[START Data to process]

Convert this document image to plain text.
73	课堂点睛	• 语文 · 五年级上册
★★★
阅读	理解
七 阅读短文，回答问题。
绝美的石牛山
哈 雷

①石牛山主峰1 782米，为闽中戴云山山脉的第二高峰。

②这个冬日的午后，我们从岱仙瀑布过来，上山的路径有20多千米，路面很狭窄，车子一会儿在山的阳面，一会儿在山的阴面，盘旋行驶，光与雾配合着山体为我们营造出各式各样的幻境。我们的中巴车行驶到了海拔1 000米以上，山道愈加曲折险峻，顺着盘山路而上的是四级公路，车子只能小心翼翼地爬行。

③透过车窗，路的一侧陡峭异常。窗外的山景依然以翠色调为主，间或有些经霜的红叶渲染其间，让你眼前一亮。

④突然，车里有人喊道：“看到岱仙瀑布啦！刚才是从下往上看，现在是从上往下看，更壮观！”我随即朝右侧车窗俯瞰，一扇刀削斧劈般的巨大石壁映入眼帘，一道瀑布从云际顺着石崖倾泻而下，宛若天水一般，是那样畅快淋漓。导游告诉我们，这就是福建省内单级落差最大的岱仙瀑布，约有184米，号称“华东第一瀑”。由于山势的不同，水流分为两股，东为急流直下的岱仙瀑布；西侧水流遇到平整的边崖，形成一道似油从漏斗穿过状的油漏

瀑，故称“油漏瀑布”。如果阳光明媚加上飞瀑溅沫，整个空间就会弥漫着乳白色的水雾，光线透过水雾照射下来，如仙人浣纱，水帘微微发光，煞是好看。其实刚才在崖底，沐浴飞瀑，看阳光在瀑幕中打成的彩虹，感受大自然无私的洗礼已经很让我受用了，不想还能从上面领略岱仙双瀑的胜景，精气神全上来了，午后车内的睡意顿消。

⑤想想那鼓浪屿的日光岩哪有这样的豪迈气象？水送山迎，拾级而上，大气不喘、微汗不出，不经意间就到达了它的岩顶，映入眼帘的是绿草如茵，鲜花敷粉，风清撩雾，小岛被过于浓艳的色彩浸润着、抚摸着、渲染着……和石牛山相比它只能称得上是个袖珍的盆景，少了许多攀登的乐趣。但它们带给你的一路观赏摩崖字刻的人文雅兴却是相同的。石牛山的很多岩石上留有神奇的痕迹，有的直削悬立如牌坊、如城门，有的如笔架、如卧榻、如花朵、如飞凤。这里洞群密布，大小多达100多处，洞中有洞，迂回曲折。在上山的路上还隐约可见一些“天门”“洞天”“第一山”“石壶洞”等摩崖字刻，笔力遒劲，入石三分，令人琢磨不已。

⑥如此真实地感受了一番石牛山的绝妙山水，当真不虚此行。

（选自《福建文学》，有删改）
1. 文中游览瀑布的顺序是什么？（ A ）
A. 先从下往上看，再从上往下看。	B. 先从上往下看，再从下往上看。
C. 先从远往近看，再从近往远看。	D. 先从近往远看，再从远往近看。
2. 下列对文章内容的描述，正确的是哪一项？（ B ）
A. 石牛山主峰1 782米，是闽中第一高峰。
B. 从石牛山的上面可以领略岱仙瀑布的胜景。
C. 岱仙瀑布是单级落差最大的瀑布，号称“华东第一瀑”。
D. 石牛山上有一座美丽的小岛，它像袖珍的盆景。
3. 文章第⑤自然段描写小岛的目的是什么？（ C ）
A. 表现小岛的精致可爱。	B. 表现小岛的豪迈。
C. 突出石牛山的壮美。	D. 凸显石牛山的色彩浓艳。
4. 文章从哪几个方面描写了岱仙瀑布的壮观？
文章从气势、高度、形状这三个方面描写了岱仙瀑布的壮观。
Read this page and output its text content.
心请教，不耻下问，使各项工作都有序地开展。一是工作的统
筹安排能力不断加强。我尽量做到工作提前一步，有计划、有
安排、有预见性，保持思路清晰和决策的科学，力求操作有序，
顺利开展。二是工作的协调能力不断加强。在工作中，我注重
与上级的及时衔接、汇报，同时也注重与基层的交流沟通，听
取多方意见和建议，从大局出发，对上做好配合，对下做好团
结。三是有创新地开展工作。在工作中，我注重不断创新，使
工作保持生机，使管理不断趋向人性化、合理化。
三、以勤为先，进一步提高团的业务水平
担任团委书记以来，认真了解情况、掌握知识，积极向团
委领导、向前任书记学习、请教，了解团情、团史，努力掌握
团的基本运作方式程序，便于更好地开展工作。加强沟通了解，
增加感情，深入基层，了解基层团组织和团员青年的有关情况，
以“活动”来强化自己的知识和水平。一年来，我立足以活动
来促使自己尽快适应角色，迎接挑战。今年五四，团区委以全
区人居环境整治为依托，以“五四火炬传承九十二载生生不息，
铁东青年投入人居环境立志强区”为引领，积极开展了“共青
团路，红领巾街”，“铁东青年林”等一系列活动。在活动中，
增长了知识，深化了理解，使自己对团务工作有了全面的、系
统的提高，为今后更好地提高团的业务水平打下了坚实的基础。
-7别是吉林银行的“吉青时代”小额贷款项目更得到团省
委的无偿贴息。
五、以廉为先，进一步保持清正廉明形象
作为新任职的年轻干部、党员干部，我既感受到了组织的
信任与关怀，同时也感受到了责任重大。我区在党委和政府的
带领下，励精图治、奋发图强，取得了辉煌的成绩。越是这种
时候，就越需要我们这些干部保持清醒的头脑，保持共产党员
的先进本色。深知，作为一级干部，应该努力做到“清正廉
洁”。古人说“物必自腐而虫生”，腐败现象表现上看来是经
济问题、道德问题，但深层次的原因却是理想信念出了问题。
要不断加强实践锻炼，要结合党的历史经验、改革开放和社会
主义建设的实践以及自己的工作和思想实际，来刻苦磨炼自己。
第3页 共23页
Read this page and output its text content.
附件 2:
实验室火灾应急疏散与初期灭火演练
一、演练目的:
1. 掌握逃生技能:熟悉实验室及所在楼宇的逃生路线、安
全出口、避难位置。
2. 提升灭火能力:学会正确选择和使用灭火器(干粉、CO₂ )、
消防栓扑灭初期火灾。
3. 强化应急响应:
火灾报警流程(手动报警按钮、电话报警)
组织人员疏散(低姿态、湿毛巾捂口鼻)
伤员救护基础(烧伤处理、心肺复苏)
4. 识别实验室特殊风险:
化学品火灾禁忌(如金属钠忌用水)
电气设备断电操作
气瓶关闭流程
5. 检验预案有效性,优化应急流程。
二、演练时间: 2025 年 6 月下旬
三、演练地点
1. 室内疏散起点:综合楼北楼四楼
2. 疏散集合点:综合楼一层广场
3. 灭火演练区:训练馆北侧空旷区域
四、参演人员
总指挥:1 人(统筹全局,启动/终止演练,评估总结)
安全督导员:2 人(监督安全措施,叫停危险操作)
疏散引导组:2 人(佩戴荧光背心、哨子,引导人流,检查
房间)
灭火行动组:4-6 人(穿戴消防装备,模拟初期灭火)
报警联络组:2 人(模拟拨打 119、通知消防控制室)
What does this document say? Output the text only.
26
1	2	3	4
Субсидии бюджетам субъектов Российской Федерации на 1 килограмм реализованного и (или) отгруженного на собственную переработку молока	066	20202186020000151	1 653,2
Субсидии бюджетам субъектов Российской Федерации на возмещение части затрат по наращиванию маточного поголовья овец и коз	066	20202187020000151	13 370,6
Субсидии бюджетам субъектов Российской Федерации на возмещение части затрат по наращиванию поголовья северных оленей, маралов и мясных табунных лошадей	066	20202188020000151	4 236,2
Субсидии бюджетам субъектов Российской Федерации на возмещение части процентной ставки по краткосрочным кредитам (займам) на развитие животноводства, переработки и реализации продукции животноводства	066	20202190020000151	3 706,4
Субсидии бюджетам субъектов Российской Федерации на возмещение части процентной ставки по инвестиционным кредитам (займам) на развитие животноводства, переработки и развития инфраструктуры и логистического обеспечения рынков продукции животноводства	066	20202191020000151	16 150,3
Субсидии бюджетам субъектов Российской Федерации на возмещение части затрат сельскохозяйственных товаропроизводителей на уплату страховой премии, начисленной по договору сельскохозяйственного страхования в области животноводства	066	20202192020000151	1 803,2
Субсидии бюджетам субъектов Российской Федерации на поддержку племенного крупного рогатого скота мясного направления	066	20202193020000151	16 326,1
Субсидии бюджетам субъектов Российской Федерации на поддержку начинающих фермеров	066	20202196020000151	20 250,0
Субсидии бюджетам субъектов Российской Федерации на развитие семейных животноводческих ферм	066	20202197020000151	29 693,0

[END Data to process]

Stated problem
Pick out every line with the string "在工作中" and copy it.

Output for this task
顺利开展。二是工作的协调能力不断加强。在工作中，我注重
结。三是有创新地开展工作。在工作中，我注重不断创新，使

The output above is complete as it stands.